[Begin Listed records]

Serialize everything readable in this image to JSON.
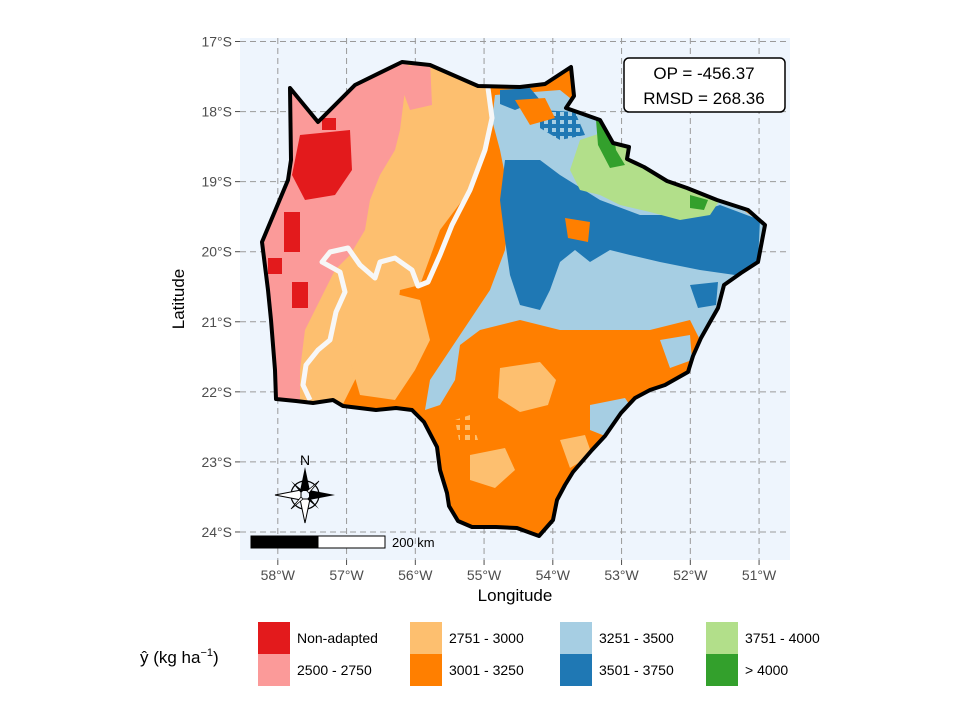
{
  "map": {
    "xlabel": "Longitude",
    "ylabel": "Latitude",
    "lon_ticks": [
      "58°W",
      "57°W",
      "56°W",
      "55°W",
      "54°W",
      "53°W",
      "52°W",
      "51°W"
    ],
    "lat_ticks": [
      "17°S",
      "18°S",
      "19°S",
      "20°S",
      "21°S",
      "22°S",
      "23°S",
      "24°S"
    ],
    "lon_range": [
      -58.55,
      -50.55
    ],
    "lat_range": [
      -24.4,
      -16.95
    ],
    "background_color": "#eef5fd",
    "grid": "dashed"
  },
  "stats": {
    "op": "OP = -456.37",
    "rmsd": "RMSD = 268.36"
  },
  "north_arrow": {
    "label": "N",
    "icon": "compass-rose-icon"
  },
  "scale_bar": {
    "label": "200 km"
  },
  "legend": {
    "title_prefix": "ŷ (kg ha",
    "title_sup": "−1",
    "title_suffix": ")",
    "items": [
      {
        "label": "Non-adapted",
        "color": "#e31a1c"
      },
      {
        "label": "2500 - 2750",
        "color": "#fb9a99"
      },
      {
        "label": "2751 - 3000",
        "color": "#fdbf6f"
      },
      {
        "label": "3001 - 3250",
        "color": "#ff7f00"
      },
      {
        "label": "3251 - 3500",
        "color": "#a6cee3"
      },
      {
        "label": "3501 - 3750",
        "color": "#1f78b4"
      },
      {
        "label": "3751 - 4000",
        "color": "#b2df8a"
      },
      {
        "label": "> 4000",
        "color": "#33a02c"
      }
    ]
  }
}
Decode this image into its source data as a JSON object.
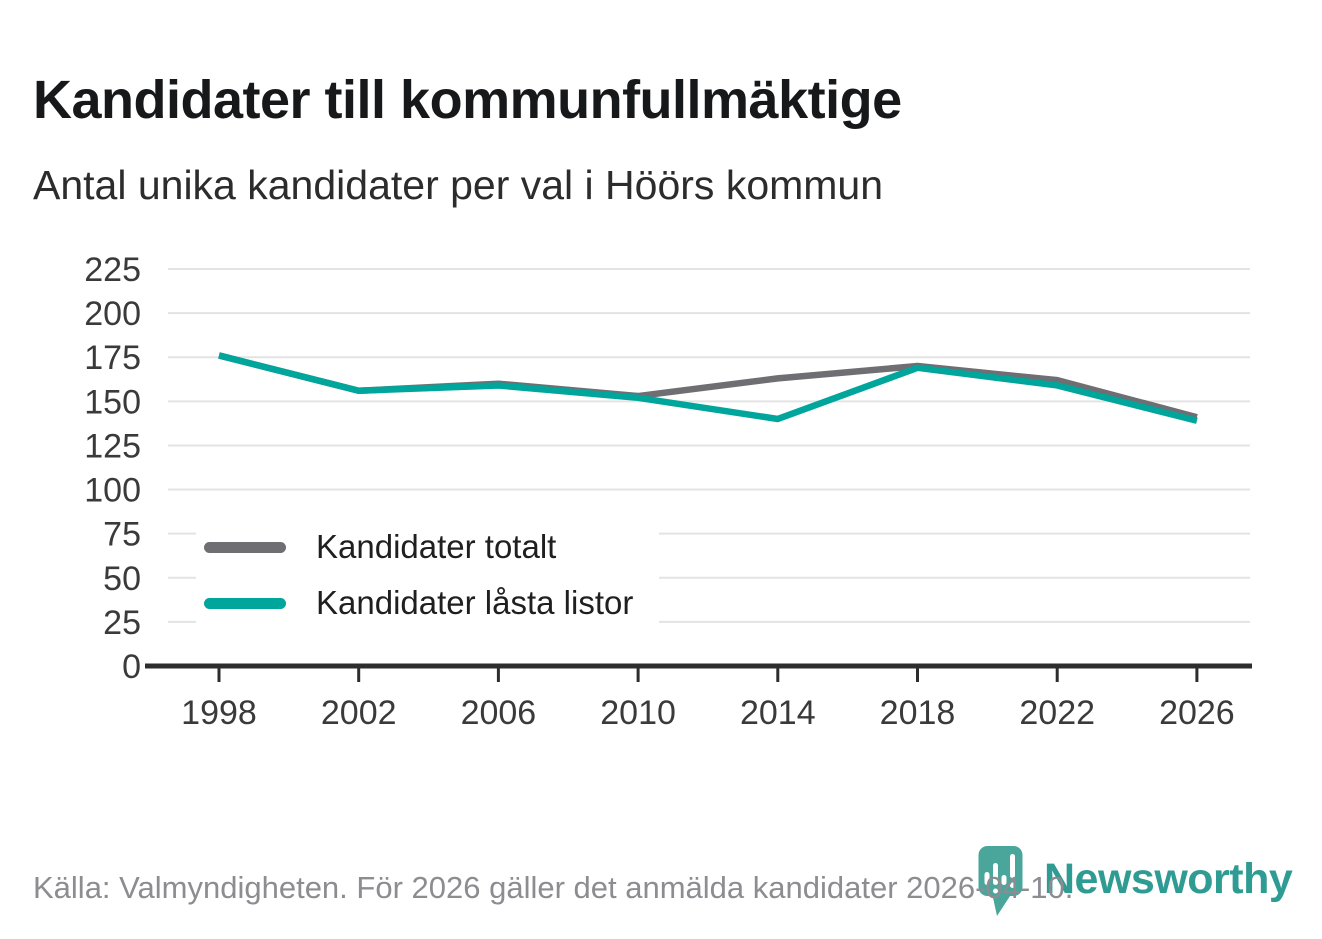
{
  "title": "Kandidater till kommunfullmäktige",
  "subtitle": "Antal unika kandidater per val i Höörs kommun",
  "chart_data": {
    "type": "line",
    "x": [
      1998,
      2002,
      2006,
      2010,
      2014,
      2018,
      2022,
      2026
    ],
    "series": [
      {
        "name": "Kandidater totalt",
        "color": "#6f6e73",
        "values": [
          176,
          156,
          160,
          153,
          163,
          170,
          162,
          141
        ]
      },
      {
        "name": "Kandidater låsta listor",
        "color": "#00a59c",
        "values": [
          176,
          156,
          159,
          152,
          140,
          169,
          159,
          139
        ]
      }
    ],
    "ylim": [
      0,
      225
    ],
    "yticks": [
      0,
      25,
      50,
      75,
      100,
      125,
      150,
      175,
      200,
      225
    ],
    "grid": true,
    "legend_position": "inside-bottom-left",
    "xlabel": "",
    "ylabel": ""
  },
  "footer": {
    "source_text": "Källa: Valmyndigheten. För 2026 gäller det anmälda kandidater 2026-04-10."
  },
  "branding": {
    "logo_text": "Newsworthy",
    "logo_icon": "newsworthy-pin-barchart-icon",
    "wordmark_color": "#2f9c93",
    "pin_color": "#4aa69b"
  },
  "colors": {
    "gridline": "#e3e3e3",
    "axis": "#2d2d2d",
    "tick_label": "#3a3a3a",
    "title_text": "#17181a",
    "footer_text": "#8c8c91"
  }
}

[End Listed records]
[Begin Listed records]

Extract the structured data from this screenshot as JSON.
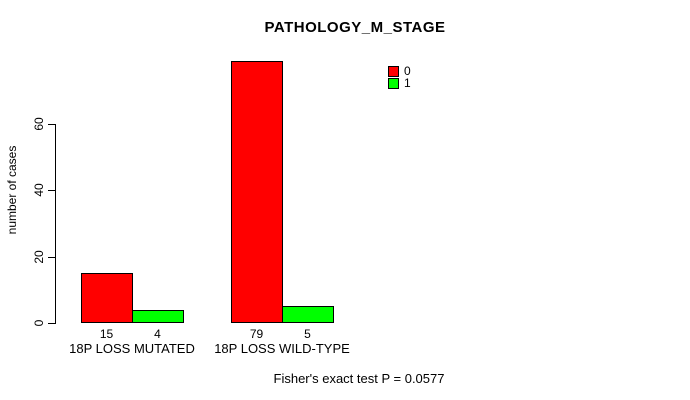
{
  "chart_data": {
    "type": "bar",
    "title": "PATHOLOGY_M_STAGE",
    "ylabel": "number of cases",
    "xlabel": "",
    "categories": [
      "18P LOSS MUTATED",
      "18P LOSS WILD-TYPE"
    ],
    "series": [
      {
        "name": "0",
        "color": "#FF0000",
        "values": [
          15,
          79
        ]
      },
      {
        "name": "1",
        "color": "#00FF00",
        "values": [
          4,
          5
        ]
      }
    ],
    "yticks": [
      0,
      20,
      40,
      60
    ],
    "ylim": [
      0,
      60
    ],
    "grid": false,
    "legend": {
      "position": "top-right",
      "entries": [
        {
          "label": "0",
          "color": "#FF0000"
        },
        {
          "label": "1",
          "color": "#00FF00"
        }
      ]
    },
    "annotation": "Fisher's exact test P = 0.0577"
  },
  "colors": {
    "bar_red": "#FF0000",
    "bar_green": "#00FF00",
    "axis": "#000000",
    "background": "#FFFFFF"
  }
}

[End Listed records]

(Required work): Pull out all lines from the entries above that include the word "ylabel".

(Task output):
    "ylabel": "Latitude",
    "ylabel": ""
    "ylabel": "number of cases",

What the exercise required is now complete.